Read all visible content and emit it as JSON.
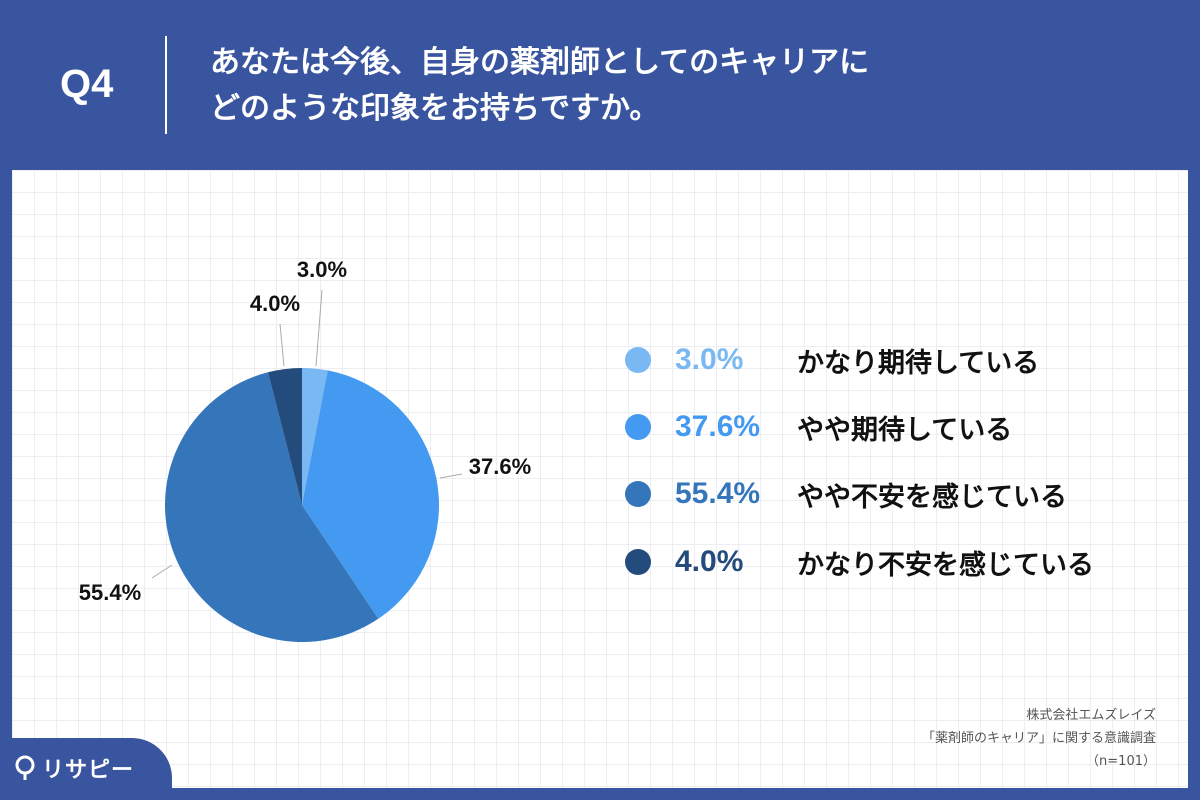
{
  "header": {
    "q_label": "Q4",
    "title_line1": "あなたは今後、自身の薬剤師としてのキャリアに",
    "title_line2": "どのような印象をお持ちですか。"
  },
  "chart_data": {
    "type": "pie",
    "categories": [
      "かなり期待している",
      "やや期待している",
      "やや不安を感じている",
      "かなり不安を感じている"
    ],
    "values": [
      3.0,
      37.6,
      55.4,
      4.0
    ],
    "data_labels": [
      "3.0%",
      "37.6%",
      "55.4%",
      "4.0%"
    ],
    "colors": [
      "#7ab8f3",
      "#4499f0",
      "#3576bb",
      "#234b7c"
    ],
    "start_angle": "top",
    "direction": "clockwise",
    "legend_position": "right"
  },
  "legend_colors": [
    "#7ab8f3",
    "#4499f0",
    "#3576bb",
    "#234b7c"
  ],
  "source": {
    "line1": "株式会社エムズレイズ",
    "line2": "「薬剤師のキャリア」に関する意識調査",
    "line3": "（n=101）"
  },
  "logo": {
    "text": "リサピー"
  }
}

Problem –
Without the pictures, copy the material exactly as given.

Solution below –
Read all visible content and emit it as JSON.
{
  "header": {
    "q_label": "Q4",
    "title_line1": "あなたは今後、自身の薬剤師としてのキャリアに",
    "title_line2": "どのような印象をお持ちですか。"
  },
  "chart_data": {
    "type": "pie",
    "categories": [
      "かなり期待している",
      "やや期待している",
      "やや不安を感じている",
      "かなり不安を感じている"
    ],
    "values": [
      3.0,
      37.6,
      55.4,
      4.0
    ],
    "data_labels": [
      "3.0%",
      "37.6%",
      "55.4%",
      "4.0%"
    ],
    "colors": [
      "#7ab8f3",
      "#4499f0",
      "#3576bb",
      "#234b7c"
    ],
    "start_angle": "top",
    "direction": "clockwise",
    "legend_position": "right"
  },
  "legend_colors": [
    "#7ab8f3",
    "#4499f0",
    "#3576bb",
    "#234b7c"
  ],
  "source": {
    "line1": "株式会社エムズレイズ",
    "line2": "「薬剤師のキャリア」に関する意識調査",
    "line3": "（n=101）"
  },
  "logo": {
    "text": "リサピー"
  }
}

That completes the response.